[The exercise]:
Please reproduce, word for word, the part of the entries that opens with their first line and closes with the line containing "- scan-edge-bar: [0, 1090, 1277, 1103]", including both of those lines.

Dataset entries

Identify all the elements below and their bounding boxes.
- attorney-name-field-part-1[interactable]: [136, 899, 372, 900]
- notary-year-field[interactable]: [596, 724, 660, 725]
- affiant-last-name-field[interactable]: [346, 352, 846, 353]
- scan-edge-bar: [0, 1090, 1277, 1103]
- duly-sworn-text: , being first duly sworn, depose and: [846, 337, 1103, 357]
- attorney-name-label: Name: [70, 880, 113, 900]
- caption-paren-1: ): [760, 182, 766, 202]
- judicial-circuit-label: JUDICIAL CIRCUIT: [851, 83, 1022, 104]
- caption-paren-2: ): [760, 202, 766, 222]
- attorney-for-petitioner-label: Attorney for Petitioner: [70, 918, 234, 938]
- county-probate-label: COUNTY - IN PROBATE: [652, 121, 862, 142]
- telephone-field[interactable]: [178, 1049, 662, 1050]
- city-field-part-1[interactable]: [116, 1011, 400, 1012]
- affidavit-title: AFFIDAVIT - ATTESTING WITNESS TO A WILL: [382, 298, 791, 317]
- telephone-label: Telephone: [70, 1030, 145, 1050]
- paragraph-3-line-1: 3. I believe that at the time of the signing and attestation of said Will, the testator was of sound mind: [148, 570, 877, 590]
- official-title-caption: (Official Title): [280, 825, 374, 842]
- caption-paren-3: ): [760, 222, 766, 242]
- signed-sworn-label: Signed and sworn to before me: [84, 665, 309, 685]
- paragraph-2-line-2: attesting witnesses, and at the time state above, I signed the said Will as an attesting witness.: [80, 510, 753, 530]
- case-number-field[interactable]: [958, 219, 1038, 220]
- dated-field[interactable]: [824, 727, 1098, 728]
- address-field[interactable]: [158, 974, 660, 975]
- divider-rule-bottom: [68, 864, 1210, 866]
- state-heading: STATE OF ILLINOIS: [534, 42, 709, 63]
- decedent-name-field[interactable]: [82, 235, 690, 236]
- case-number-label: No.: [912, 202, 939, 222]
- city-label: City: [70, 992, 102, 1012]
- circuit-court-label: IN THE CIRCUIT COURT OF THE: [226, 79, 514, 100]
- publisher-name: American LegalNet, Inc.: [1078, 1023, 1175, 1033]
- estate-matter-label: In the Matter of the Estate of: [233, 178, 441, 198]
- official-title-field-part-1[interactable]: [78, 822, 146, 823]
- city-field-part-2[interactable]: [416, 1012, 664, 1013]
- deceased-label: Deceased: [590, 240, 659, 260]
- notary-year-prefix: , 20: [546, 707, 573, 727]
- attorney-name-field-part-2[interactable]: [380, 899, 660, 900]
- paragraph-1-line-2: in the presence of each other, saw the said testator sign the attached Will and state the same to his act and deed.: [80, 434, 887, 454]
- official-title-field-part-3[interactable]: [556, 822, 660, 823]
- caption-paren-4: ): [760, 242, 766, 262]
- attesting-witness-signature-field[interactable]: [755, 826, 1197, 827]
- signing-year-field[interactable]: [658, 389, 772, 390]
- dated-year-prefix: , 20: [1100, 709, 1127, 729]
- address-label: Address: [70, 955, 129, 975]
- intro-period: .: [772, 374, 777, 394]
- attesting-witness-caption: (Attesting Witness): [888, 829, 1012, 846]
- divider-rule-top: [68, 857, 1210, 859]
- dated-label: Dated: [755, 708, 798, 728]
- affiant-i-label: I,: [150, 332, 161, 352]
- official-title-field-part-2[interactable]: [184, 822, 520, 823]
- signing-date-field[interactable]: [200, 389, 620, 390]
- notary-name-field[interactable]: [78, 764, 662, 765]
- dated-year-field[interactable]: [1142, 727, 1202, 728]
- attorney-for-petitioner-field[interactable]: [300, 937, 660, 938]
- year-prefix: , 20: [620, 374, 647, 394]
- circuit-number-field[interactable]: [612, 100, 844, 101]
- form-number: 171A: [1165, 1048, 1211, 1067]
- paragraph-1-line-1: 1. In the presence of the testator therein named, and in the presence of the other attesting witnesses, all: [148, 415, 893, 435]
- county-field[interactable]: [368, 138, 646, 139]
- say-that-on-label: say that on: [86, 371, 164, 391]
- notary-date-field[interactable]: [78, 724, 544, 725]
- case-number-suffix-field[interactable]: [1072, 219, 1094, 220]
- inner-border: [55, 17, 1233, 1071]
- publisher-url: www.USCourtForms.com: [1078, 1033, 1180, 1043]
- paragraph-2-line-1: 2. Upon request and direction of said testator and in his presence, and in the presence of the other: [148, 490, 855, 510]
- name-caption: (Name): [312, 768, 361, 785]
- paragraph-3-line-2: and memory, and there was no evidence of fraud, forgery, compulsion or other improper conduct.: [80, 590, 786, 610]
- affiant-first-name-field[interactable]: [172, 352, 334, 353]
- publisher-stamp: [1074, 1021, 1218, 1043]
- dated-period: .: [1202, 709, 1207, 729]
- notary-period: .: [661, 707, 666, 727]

[Correct result]:
Identify all the elements below and their bounding boxes.
- attorney-name-field-part-1[interactable]: [136, 899, 372, 900]
- notary-year-field[interactable]: [596, 724, 660, 725]
- affiant-last-name-field[interactable]: [346, 352, 846, 353]
- scan-edge-bar: [0, 1090, 1277, 1103]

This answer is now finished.